Figure record listings:
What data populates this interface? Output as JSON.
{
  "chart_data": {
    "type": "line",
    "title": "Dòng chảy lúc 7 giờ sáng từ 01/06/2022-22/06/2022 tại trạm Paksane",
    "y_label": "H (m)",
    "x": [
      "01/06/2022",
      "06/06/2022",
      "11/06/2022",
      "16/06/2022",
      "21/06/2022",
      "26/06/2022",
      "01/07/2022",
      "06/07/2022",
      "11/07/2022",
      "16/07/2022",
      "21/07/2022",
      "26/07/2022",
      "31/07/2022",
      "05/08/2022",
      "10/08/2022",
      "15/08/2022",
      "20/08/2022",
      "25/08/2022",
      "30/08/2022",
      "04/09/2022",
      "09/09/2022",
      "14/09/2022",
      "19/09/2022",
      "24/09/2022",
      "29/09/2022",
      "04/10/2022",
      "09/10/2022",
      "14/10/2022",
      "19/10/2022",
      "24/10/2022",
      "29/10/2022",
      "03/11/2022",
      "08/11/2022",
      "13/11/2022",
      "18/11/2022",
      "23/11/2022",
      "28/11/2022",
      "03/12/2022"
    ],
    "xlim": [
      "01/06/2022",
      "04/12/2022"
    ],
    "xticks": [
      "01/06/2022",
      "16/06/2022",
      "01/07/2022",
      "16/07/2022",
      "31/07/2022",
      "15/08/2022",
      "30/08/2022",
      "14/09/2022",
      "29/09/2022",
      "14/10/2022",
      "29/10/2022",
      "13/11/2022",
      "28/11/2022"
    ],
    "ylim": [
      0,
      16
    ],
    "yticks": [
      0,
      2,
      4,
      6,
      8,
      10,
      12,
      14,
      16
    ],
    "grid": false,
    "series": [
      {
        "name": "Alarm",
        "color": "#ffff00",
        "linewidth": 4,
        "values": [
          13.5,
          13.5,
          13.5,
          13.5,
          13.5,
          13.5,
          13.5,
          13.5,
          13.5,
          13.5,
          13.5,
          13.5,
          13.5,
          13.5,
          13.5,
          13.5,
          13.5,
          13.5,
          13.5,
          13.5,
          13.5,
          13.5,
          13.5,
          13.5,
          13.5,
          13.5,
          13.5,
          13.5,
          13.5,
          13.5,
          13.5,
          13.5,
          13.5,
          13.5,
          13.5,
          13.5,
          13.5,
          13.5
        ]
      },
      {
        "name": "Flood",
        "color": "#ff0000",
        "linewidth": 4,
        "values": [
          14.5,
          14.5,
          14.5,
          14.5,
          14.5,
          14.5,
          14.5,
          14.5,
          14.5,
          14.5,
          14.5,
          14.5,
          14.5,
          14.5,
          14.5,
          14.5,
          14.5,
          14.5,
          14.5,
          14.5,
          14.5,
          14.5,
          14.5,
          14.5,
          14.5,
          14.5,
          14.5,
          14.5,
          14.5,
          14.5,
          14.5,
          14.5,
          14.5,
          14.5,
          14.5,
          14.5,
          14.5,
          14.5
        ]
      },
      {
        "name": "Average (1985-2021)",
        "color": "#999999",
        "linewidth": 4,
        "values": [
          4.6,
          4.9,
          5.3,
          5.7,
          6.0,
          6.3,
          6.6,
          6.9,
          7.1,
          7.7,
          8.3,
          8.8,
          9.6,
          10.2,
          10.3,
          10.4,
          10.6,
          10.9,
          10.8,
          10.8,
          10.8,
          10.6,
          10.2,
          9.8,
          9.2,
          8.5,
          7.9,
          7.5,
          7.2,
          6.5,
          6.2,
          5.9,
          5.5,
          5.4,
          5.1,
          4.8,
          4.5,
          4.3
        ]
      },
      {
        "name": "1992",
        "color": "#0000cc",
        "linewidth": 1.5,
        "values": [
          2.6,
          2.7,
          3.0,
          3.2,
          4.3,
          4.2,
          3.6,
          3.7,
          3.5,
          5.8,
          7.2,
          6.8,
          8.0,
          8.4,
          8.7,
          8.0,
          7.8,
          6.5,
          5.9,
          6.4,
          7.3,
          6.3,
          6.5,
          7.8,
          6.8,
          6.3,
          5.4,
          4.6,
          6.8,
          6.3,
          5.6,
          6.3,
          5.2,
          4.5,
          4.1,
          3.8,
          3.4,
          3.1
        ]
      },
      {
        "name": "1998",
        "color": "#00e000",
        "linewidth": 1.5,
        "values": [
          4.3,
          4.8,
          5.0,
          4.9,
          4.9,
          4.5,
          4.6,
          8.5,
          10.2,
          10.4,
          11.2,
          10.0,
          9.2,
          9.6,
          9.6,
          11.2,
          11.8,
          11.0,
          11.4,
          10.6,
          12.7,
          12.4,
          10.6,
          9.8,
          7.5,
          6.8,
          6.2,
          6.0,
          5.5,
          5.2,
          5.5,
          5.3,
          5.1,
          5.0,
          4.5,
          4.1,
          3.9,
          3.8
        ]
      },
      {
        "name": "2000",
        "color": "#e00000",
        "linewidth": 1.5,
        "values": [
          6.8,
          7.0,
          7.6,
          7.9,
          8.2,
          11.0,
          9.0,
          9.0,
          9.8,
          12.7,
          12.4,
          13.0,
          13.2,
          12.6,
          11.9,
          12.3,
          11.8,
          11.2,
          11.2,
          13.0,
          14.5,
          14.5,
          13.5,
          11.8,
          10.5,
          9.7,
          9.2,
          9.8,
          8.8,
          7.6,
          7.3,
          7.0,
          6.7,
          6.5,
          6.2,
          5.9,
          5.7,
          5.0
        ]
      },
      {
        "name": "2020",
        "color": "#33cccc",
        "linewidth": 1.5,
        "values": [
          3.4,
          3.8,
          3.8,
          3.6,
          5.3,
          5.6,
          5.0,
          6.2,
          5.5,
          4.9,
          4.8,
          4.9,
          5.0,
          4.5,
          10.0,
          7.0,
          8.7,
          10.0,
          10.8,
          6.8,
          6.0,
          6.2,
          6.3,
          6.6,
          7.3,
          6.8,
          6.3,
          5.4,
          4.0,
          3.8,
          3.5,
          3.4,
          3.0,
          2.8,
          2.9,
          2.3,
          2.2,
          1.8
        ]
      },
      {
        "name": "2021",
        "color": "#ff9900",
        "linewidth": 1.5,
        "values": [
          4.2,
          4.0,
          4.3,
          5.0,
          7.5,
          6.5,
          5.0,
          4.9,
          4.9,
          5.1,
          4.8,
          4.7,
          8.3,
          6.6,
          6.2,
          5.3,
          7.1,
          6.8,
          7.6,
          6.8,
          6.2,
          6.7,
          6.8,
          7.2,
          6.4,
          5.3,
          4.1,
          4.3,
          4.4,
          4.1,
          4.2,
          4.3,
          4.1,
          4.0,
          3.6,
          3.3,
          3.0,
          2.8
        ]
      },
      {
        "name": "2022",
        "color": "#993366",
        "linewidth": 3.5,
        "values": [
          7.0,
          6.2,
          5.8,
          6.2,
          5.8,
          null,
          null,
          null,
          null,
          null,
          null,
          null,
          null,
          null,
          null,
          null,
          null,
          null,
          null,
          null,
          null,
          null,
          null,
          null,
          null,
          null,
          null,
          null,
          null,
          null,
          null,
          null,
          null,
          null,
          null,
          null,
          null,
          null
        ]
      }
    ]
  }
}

**YOUR INSTRUCTIONS:** What is the number of lines in the data that hold the string "name"? Answer with the number only.

**OUTPUT:** 9